Stated problem: Print the entries in full, word for word, but not the pictures.

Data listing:

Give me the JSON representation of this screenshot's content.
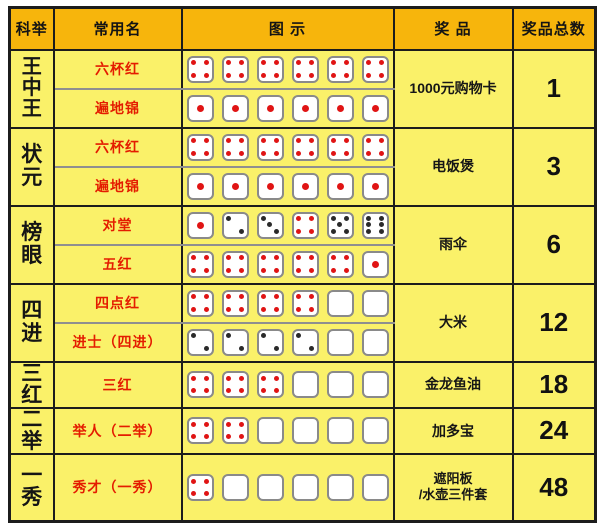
{
  "colors": {
    "header_bg": "#f7b50c",
    "row_bg": "#faf169",
    "grid": "#1c1c1c",
    "divider": "#8f8f8f",
    "name_red": "#e41c00",
    "pip_red": "#e01414",
    "pip_black": "#2a2a2a",
    "die_border": "#8a8a8a"
  },
  "table": {
    "headers": {
      "rank": "科举",
      "name": "常用名",
      "diagram": "图 示",
      "prize": "奖 品",
      "total": "奖品总数"
    },
    "rows": [
      {
        "rank": "王中王",
        "subrows": [
          {
            "name": "六杯红",
            "dice": [
              "4r",
              "4r",
              "4r",
              "4r",
              "4r",
              "4r"
            ]
          },
          {
            "name": "遍地锦",
            "dice": [
              "1r",
              "1r",
              "1r",
              "1r",
              "1r",
              "1r"
            ]
          }
        ],
        "prize": "1000元购物卡",
        "total": "1"
      },
      {
        "rank": "状元",
        "subrows": [
          {
            "name": "六杯红",
            "dice": [
              "4r",
              "4r",
              "4r",
              "4r",
              "4r",
              "4r"
            ]
          },
          {
            "name": "遍地锦",
            "dice": [
              "1r",
              "1r",
              "1r",
              "1r",
              "1r",
              "1r"
            ]
          }
        ],
        "prize": "电饭煲",
        "total": "3"
      },
      {
        "rank": "榜眼",
        "subrows": [
          {
            "name": "对堂",
            "dice": [
              "1r",
              "2k",
              "3k",
              "4r",
              "5k",
              "6k"
            ]
          },
          {
            "name": "五红",
            "dice": [
              "4r",
              "4r",
              "4r",
              "4r",
              "4r",
              "1r"
            ]
          }
        ],
        "prize": "雨伞",
        "total": "6"
      },
      {
        "rank": "四进",
        "subrows": [
          {
            "name": "四点红",
            "dice": [
              "4r",
              "4r",
              "4r",
              "4r",
              "0",
              "0"
            ]
          },
          {
            "name": "进士（四进）",
            "dice": [
              "2k",
              "2k",
              "2k",
              "2k",
              "0",
              "0"
            ]
          }
        ],
        "prize": "大米",
        "total": "12"
      },
      {
        "rank": "三红",
        "subrows": [
          {
            "name": "三红",
            "dice": [
              "4r",
              "4r",
              "4r",
              "0",
              "0",
              "0"
            ]
          }
        ],
        "prize": "金龙鱼油",
        "total": "18"
      },
      {
        "rank": "二举",
        "subrows": [
          {
            "name": "举人（二举）",
            "dice": [
              "4r",
              "4r",
              "0",
              "0",
              "0",
              "0"
            ]
          }
        ],
        "prize": "加多宝",
        "total": "24"
      },
      {
        "rank": "一秀",
        "subrows": [
          {
            "name": "秀才（一秀）",
            "dice": [
              "4r",
              "0",
              "0",
              "0",
              "0",
              "0"
            ]
          }
        ],
        "prize": "遮阳板\n/水壶三件套",
        "total": "48"
      }
    ]
  }
}
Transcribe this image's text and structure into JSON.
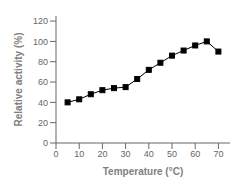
{
  "chart_data": {
    "type": "line",
    "x": [
      5,
      10,
      15,
      20,
      25,
      30,
      35,
      40,
      45,
      50,
      55,
      60,
      65,
      70
    ],
    "values": [
      40,
      43,
      48,
      52,
      54,
      55,
      63,
      72,
      79,
      86,
      91,
      96,
      100,
      90
    ],
    "xlabel": "Temperature (°C)",
    "ylabel": "Relative activity (%)",
    "xlim": [
      0,
      75
    ],
    "ylim": [
      0,
      125
    ],
    "xticks": [
      0,
      10,
      20,
      30,
      40,
      50,
      60,
      70
    ],
    "yticks": [
      0,
      20,
      40,
      60,
      80,
      100,
      120
    ],
    "color": "#000000",
    "marker": "square",
    "grid": false
  }
}
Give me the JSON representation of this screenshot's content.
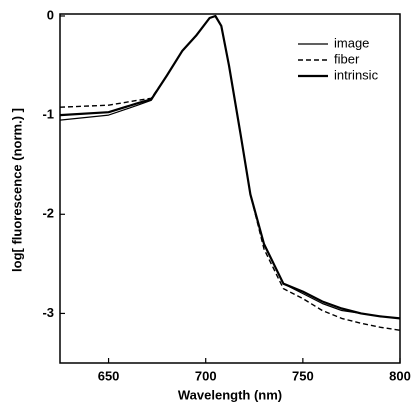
{
  "chart_data": {
    "type": "line",
    "x_label": "Wavelength (nm)",
    "y_label": "log[ fluorescence (norm.) ]",
    "x": [
      625,
      650,
      665,
      672,
      680,
      688,
      695,
      702,
      705,
      708,
      712,
      718,
      723,
      730,
      740,
      750,
      760,
      770,
      780,
      790,
      800
    ],
    "series": [
      {
        "name": "image",
        "color": "#000000",
        "width": 1.2,
        "dash": false,
        "values": [
          -1.05,
          -1.0,
          -0.9,
          -0.85,
          -0.6,
          -0.35,
          -0.2,
          -0.02,
          0,
          -0.1,
          -0.5,
          -1.2,
          -1.8,
          -2.3,
          -2.7,
          -2.8,
          -2.9,
          -2.97,
          -3.0,
          -3.03,
          -3.05
        ]
      },
      {
        "name": "fiber",
        "color": "#000000",
        "width": 1.4,
        "dash": true,
        "values": [
          -0.92,
          -0.9,
          -0.85,
          -0.83,
          -0.6,
          -0.35,
          -0.2,
          -0.02,
          0,
          -0.1,
          -0.5,
          -1.2,
          -1.8,
          -2.35,
          -2.75,
          -2.85,
          -2.97,
          -3.05,
          -3.1,
          -3.14,
          -3.17
        ]
      },
      {
        "name": "intrinsic",
        "color": "#000000",
        "width": 2.2,
        "dash": false,
        "values": [
          -1.0,
          -0.97,
          -0.88,
          -0.84,
          -0.6,
          -0.35,
          -0.2,
          -0.02,
          0,
          -0.1,
          -0.5,
          -1.2,
          -1.8,
          -2.3,
          -2.7,
          -2.78,
          -2.88,
          -2.95,
          -3.0,
          -3.03,
          -3.05
        ]
      }
    ],
    "xlim": [
      625,
      800
    ],
    "xticks": [
      650,
      700,
      750,
      800
    ],
    "ylim": [
      -3.5,
      0.02
    ],
    "yticks": [
      0,
      -1,
      -2,
      -3
    ],
    "legend": "top-right"
  }
}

Final result:
Give me the JSON representation of this screenshot's content.
{
  "colors": {
    "header_bg": "#f7b50c",
    "row_bg": "#faf169",
    "grid": "#1c1c1c",
    "divider": "#8f8f8f",
    "name_red": "#e41c00",
    "pip_red": "#e01414",
    "pip_black": "#2a2a2a",
    "die_border": "#8a8a8a"
  },
  "table": {
    "headers": {
      "rank": "科举",
      "name": "常用名",
      "diagram": "图 示",
      "prize": "奖 品",
      "total": "奖品总数"
    },
    "rows": [
      {
        "rank": "王中王",
        "subrows": [
          {
            "name": "六杯红",
            "dice": [
              "4r",
              "4r",
              "4r",
              "4r",
              "4r",
              "4r"
            ]
          },
          {
            "name": "遍地锦",
            "dice": [
              "1r",
              "1r",
              "1r",
              "1r",
              "1r",
              "1r"
            ]
          }
        ],
        "prize": "1000元购物卡",
        "total": "1"
      },
      {
        "rank": "状元",
        "subrows": [
          {
            "name": "六杯红",
            "dice": [
              "4r",
              "4r",
              "4r",
              "4r",
              "4r",
              "4r"
            ]
          },
          {
            "name": "遍地锦",
            "dice": [
              "1r",
              "1r",
              "1r",
              "1r",
              "1r",
              "1r"
            ]
          }
        ],
        "prize": "电饭煲",
        "total": "3"
      },
      {
        "rank": "榜眼",
        "subrows": [
          {
            "name": "对堂",
            "dice": [
              "1r",
              "2k",
              "3k",
              "4r",
              "5k",
              "6k"
            ]
          },
          {
            "name": "五红",
            "dice": [
              "4r",
              "4r",
              "4r",
              "4r",
              "4r",
              "1r"
            ]
          }
        ],
        "prize": "雨伞",
        "total": "6"
      },
      {
        "rank": "四进",
        "subrows": [
          {
            "name": "四点红",
            "dice": [
              "4r",
              "4r",
              "4r",
              "4r",
              "0",
              "0"
            ]
          },
          {
            "name": "进士（四进）",
            "dice": [
              "2k",
              "2k",
              "2k",
              "2k",
              "0",
              "0"
            ]
          }
        ],
        "prize": "大米",
        "total": "12"
      },
      {
        "rank": "三红",
        "subrows": [
          {
            "name": "三红",
            "dice": [
              "4r",
              "4r",
              "4r",
              "0",
              "0",
              "0"
            ]
          }
        ],
        "prize": "金龙鱼油",
        "total": "18"
      },
      {
        "rank": "二举",
        "subrows": [
          {
            "name": "举人（二举）",
            "dice": [
              "4r",
              "4r",
              "0",
              "0",
              "0",
              "0"
            ]
          }
        ],
        "prize": "加多宝",
        "total": "24"
      },
      {
        "rank": "一秀",
        "subrows": [
          {
            "name": "秀才（一秀）",
            "dice": [
              "4r",
              "0",
              "0",
              "0",
              "0",
              "0"
            ]
          }
        ],
        "prize": "遮阳板\n/水壶三件套",
        "total": "48"
      }
    ]
  }
}
Transcribe this image's text and structure into JSON.
{
  "chart_data": {
    "type": "line",
    "x": [
      5,
      10,
      15,
      20,
      25,
      30,
      35,
      40,
      45,
      50,
      55,
      60,
      65,
      70
    ],
    "values": [
      40,
      43,
      48,
      52,
      54,
      55,
      63,
      72,
      79,
      86,
      91,
      96,
      100,
      90
    ],
    "xlabel": "Temperature (°C)",
    "ylabel": "Relative activity (%)",
    "xlim": [
      0,
      75
    ],
    "ylim": [
      0,
      125
    ],
    "xticks": [
      0,
      10,
      20,
      30,
      40,
      50,
      60,
      70
    ],
    "yticks": [
      0,
      20,
      40,
      60,
      80,
      100,
      120
    ],
    "color": "#000000",
    "marker": "square",
    "grid": false
  }
}
Give me the JSON representation of this screenshot's content.
{
  "chart_data": {
    "type": "line",
    "x_label": "Wavelength (nm)",
    "y_label": "log[ fluorescence (norm.) ]",
    "x": [
      625,
      650,
      665,
      672,
      680,
      688,
      695,
      702,
      705,
      708,
      712,
      718,
      723,
      730,
      740,
      750,
      760,
      770,
      780,
      790,
      800
    ],
    "series": [
      {
        "name": "image",
        "color": "#000000",
        "width": 1.2,
        "dash": false,
        "values": [
          -1.05,
          -1.0,
          -0.9,
          -0.85,
          -0.6,
          -0.35,
          -0.2,
          -0.02,
          0,
          -0.1,
          -0.5,
          -1.2,
          -1.8,
          -2.3,
          -2.7,
          -2.8,
          -2.9,
          -2.97,
          -3.0,
          -3.03,
          -3.05
        ]
      },
      {
        "name": "fiber",
        "color": "#000000",
        "width": 1.4,
        "dash": true,
        "values": [
          -0.92,
          -0.9,
          -0.85,
          -0.83,
          -0.6,
          -0.35,
          -0.2,
          -0.02,
          0,
          -0.1,
          -0.5,
          -1.2,
          -1.8,
          -2.35,
          -2.75,
          -2.85,
          -2.97,
          -3.05,
          -3.1,
          -3.14,
          -3.17
        ]
      },
      {
        "name": "intrinsic",
        "color": "#000000",
        "width": 2.2,
        "dash": false,
        "values": [
          -1.0,
          -0.97,
          -0.88,
          -0.84,
          -0.6,
          -0.35,
          -0.2,
          -0.02,
          0,
          -0.1,
          -0.5,
          -1.2,
          -1.8,
          -2.3,
          -2.7,
          -2.78,
          -2.88,
          -2.95,
          -3.0,
          -3.03,
          -3.05
        ]
      }
    ],
    "xlim": [
      625,
      800
    ],
    "xticks": [
      650,
      700,
      750,
      800
    ],
    "ylim": [
      -3.5,
      0.02
    ],
    "yticks": [
      0,
      -1,
      -2,
      -3
    ],
    "legend": "top-right"
  }
}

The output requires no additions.